## Stated exercise
Find each line that has the string "напряжённо" and give the total, with nothing else.

## Material

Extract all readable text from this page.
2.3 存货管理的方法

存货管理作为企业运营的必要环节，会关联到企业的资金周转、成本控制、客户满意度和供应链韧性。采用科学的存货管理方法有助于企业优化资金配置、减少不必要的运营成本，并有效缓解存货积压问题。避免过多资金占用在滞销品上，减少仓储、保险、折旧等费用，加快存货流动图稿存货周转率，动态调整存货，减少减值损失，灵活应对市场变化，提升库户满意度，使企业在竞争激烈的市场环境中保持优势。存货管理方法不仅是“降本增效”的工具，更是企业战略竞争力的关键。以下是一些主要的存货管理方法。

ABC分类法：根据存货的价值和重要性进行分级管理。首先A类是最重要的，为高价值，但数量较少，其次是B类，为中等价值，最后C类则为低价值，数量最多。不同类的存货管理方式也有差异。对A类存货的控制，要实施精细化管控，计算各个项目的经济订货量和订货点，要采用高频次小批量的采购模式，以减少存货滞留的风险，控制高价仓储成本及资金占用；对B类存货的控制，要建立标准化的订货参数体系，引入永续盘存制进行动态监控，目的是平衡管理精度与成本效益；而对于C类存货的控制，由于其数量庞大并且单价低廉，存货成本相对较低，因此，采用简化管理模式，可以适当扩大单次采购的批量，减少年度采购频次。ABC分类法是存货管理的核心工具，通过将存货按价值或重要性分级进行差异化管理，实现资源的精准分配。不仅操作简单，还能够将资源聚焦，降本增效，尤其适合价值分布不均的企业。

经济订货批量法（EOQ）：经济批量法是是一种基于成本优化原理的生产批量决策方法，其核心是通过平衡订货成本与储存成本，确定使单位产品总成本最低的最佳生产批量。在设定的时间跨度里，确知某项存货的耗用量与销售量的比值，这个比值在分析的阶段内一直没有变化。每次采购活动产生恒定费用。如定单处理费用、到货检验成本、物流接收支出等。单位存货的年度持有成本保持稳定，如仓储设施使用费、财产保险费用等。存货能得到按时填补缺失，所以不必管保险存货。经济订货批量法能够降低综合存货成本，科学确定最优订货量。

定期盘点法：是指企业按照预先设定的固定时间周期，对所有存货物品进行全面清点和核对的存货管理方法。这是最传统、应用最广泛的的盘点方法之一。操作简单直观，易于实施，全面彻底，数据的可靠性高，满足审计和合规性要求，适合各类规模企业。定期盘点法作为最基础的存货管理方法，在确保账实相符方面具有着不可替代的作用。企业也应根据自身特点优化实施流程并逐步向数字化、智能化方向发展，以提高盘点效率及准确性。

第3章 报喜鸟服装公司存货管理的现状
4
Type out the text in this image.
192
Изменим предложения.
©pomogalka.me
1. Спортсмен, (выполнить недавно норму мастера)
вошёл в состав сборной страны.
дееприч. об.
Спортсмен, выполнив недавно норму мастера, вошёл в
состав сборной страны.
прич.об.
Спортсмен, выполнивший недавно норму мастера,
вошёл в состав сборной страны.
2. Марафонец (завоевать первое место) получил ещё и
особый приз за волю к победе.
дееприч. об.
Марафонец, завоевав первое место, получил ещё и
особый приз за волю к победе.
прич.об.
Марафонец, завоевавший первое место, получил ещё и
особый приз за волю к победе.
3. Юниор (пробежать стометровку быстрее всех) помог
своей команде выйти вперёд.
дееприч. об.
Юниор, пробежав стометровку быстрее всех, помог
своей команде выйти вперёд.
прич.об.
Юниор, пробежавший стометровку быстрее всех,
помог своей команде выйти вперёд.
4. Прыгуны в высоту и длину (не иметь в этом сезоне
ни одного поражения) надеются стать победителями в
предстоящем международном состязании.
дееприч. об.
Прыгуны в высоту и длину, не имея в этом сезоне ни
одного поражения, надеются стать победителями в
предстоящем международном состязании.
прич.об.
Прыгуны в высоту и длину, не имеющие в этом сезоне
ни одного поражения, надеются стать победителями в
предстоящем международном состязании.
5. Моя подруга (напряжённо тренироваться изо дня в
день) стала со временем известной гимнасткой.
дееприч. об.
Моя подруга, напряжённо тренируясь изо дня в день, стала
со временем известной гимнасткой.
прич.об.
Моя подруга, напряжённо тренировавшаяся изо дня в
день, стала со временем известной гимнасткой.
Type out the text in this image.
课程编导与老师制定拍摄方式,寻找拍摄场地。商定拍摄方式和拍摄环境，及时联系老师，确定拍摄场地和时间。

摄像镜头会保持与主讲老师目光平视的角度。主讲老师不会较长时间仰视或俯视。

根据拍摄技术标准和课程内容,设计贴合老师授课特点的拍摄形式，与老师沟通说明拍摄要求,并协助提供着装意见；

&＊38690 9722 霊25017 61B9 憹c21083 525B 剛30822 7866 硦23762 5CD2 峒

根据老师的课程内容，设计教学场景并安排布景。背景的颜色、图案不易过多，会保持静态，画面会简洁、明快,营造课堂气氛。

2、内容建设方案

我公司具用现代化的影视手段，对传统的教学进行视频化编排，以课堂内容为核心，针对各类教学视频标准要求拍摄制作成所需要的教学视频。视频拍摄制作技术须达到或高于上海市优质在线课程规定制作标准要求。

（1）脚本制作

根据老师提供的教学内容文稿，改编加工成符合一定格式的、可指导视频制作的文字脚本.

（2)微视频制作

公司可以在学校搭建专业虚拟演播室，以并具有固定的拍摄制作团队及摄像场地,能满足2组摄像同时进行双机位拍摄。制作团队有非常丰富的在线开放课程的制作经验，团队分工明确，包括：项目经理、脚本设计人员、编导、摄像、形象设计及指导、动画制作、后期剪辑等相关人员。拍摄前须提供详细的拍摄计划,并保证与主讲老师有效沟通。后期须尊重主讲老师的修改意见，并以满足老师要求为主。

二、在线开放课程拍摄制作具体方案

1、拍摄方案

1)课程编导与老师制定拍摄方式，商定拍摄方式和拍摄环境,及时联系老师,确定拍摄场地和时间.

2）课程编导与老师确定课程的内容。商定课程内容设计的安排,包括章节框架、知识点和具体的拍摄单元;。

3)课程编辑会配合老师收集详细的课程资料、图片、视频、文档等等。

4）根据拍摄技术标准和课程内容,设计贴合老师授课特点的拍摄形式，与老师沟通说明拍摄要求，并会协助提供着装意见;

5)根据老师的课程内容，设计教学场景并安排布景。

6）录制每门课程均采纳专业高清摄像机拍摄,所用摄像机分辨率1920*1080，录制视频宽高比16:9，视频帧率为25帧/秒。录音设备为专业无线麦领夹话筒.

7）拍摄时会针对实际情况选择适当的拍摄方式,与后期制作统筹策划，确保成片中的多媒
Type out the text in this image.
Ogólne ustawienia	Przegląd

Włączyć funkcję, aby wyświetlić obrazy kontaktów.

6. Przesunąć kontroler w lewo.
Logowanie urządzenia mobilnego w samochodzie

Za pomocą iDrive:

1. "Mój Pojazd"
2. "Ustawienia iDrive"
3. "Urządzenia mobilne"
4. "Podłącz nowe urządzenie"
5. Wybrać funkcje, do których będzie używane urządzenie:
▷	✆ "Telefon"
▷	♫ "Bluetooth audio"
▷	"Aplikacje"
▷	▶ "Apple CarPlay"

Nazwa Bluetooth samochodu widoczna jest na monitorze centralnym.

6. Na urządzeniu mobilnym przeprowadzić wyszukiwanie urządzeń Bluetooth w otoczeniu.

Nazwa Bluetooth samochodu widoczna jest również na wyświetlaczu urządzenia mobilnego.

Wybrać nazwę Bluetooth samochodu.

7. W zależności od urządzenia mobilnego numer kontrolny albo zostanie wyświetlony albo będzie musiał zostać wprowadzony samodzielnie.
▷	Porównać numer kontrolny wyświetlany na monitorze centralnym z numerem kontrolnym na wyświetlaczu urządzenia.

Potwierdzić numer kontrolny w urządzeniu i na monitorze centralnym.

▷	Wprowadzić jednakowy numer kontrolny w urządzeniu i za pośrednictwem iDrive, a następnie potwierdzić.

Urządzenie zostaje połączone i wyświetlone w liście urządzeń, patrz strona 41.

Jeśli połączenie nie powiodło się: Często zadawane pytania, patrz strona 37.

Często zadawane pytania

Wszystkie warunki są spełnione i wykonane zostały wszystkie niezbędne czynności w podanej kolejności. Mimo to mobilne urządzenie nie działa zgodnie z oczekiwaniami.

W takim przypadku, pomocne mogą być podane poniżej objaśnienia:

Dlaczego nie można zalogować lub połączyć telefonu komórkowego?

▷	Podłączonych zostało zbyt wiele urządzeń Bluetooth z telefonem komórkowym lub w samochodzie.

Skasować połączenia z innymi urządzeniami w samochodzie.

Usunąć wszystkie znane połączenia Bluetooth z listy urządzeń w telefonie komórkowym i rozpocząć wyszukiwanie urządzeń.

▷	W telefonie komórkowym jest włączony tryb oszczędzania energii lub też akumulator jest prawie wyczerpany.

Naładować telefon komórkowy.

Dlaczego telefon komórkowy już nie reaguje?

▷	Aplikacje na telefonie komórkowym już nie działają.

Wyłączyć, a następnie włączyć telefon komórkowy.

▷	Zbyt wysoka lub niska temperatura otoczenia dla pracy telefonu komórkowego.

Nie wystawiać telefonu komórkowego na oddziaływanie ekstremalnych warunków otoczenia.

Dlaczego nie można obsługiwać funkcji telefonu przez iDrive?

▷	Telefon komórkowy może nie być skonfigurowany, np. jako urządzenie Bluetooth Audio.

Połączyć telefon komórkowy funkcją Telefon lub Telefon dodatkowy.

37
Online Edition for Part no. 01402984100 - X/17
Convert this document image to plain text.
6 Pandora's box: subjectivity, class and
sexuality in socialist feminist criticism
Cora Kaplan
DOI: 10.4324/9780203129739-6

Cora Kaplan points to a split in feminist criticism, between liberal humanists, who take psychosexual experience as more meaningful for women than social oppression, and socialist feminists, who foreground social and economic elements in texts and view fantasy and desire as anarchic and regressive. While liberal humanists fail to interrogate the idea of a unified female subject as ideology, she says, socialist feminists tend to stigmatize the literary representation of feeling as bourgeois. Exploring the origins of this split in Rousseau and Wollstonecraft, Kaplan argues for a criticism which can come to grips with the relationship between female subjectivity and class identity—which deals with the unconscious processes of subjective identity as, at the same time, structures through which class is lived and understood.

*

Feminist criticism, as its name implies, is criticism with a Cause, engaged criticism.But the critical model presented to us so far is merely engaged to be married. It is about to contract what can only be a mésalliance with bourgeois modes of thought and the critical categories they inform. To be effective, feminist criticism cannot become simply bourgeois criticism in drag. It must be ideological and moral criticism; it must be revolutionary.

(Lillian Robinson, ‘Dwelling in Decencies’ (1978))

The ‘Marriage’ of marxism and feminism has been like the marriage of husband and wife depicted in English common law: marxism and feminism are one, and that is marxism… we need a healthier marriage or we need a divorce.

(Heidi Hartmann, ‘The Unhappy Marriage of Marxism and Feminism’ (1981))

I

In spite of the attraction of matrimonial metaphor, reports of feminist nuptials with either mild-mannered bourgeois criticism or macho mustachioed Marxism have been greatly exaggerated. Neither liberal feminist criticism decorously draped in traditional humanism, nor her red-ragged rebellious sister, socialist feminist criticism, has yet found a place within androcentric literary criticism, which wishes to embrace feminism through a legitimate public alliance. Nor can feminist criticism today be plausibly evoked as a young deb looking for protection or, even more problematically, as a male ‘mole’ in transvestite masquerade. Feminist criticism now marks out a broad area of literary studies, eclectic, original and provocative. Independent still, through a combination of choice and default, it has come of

## Final result
3